:: Dataset records

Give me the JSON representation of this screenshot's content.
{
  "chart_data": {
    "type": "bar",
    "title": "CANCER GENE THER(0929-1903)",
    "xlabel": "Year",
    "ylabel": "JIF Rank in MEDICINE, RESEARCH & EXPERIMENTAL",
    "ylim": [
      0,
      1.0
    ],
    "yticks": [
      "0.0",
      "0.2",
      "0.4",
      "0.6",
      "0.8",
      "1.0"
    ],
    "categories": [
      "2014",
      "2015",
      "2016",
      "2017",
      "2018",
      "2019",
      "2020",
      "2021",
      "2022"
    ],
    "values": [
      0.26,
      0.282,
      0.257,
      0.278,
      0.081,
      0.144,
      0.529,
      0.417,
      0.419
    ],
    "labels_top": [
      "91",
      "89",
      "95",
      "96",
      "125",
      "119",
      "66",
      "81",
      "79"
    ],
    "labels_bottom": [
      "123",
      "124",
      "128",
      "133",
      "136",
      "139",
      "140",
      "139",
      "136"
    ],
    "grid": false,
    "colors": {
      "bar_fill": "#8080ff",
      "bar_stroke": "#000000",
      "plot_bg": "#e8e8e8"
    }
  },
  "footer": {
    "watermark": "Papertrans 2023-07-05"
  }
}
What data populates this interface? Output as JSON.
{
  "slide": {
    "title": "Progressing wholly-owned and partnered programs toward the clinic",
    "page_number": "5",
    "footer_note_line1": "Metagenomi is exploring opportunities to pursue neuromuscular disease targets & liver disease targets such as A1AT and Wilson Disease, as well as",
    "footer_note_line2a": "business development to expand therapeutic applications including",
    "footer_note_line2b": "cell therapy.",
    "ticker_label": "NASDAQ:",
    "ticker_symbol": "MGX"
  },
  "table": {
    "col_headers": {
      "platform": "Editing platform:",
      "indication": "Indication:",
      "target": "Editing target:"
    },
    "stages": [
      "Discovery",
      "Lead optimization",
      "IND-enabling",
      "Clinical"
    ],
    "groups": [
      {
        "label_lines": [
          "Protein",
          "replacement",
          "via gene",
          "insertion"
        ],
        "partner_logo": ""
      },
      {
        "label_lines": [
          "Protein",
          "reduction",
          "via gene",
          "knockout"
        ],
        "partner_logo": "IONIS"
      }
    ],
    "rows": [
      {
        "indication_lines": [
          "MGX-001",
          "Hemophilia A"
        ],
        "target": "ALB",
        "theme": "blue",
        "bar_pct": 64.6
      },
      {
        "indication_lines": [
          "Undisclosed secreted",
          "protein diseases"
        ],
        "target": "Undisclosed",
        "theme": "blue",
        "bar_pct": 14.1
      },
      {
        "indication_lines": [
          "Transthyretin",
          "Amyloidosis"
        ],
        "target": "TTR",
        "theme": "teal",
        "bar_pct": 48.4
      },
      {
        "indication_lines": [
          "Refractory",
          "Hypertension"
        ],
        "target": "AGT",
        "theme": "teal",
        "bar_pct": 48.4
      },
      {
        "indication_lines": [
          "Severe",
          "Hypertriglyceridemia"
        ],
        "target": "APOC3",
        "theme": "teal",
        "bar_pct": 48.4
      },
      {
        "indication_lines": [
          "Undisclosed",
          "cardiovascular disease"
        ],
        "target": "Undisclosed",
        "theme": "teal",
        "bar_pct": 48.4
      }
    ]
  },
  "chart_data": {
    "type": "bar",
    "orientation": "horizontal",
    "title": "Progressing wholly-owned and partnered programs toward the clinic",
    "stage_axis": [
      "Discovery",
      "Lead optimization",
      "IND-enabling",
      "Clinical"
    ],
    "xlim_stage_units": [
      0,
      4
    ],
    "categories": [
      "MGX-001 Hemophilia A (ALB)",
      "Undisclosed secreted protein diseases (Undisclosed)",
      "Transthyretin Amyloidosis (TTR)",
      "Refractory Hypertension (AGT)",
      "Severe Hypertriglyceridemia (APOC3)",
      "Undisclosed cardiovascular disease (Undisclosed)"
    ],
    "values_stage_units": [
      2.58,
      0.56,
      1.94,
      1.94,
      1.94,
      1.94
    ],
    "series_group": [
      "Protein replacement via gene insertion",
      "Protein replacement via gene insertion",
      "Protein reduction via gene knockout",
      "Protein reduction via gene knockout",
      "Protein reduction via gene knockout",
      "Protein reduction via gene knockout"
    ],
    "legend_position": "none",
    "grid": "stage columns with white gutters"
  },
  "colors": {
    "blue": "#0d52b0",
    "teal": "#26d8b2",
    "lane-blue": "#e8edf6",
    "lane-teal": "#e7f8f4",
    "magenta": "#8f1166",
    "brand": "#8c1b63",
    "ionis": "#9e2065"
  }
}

::::

# Work order
Would you return all of the data exactly as it stands above?

# Answer
Give me the JSON representation of this screenshot's content.
{
  "chart_data": {
    "type": "bar",
    "title": "CANCER GENE THER(0929-1903)",
    "xlabel": "Year",
    "ylabel": "JIF Rank in MEDICINE, RESEARCH & EXPERIMENTAL",
    "ylim": [
      0,
      1.0
    ],
    "yticks": [
      "0.0",
      "0.2",
      "0.4",
      "0.6",
      "0.8",
      "1.0"
    ],
    "categories": [
      "2014",
      "2015",
      "2016",
      "2017",
      "2018",
      "2019",
      "2020",
      "2021",
      "2022"
    ],
    "values": [
      0.26,
      0.282,
      0.257,
      0.278,
      0.081,
      0.144,
      0.529,
      0.417,
      0.419
    ],
    "labels_top": [
      "91",
      "89",
      "95",
      "96",
      "125",
      "119",
      "66",
      "81",
      "79"
    ],
    "labels_bottom": [
      "123",
      "124",
      "128",
      "133",
      "136",
      "139",
      "140",
      "139",
      "136"
    ],
    "grid": false,
    "colors": {
      "bar_fill": "#8080ff",
      "bar_stroke": "#000000",
      "plot_bg": "#e8e8e8"
    }
  },
  "footer": {
    "watermark": "Papertrans 2023-07-05"
  }
}
What data populates this interface? Output as JSON.
{
  "slide": {
    "title": "Progressing wholly-owned and partnered programs toward the clinic",
    "page_number": "5",
    "footer_note_line1": "Metagenomi is exploring opportunities to pursue neuromuscular disease targets & liver disease targets such as A1AT and Wilson Disease, as well as",
    "footer_note_line2a": "business development to expand therapeutic applications including",
    "footer_note_line2b": "cell therapy.",
    "ticker_label": "NASDAQ:",
    "ticker_symbol": "MGX"
  },
  "table": {
    "col_headers": {
      "platform": "Editing platform:",
      "indication": "Indication:",
      "target": "Editing target:"
    },
    "stages": [
      "Discovery",
      "Lead optimization",
      "IND-enabling",
      "Clinical"
    ],
    "groups": [
      {
        "label_lines": [
          "Protein",
          "replacement",
          "via gene",
          "insertion"
        ],
        "partner_logo": ""
      },
      {
        "label_lines": [
          "Protein",
          "reduction",
          "via gene",
          "knockout"
        ],
        "partner_logo": "IONIS"
      }
    ],
    "rows": [
      {
        "indication_lines": [
          "MGX-001",
          "Hemophilia A"
        ],
        "target": "ALB",
        "theme": "blue",
        "bar_pct": 64.6
      },
      {
        "indication_lines": [
          "Undisclosed secreted",
          "protein diseases"
        ],
        "target": "Undisclosed",
        "theme": "blue",
        "bar_pct": 14.1
      },
      {
        "indication_lines": [
          "Transthyretin",
          "Amyloidosis"
        ],
        "target": "TTR",
        "theme": "teal",
        "bar_pct": 48.4
      },
      {
        "indication_lines": [
          "Refractory",
          "Hypertension"
        ],
        "target": "AGT",
        "theme": "teal",
        "bar_pct": 48.4
      },
      {
        "indication_lines": [
          "Severe",
          "Hypertriglyceridemia"
        ],
        "target": "APOC3",
        "theme": "teal",
        "bar_pct": 48.4
      },
      {
        "indication_lines": [
          "Undisclosed",
          "cardiovascular disease"
        ],
        "target": "Undisclosed",
        "theme": "teal",
        "bar_pct": 48.4
      }
    ]
  },
  "chart_data": {
    "type": "bar",
    "orientation": "horizontal",
    "title": "Progressing wholly-owned and partnered programs toward the clinic",
    "stage_axis": [
      "Discovery",
      "Lead optimization",
      "IND-enabling",
      "Clinical"
    ],
    "xlim_stage_units": [
      0,
      4
    ],
    "categories": [
      "MGX-001 Hemophilia A (ALB)",
      "Undisclosed secreted protein diseases (Undisclosed)",
      "Transthyretin Amyloidosis (TTR)",
      "Refractory Hypertension (AGT)",
      "Severe Hypertriglyceridemia (APOC3)",
      "Undisclosed cardiovascular disease (Undisclosed)"
    ],
    "values_stage_units": [
      2.58,
      0.56,
      1.94,
      1.94,
      1.94,
      1.94
    ],
    "series_group": [
      "Protein replacement via gene insertion",
      "Protein replacement via gene insertion",
      "Protein reduction via gene knockout",
      "Protein reduction via gene knockout",
      "Protein reduction via gene knockout",
      "Protein reduction via gene knockout"
    ],
    "legend_position": "none",
    "grid": "stage columns with white gutters"
  },
  "colors": {
    "blue": "#0d52b0",
    "teal": "#26d8b2",
    "lane-blue": "#e8edf6",
    "lane-teal": "#e7f8f4",
    "magenta": "#8f1166",
    "brand": "#8c1b63",
    "ionis": "#9e2065"
  }
}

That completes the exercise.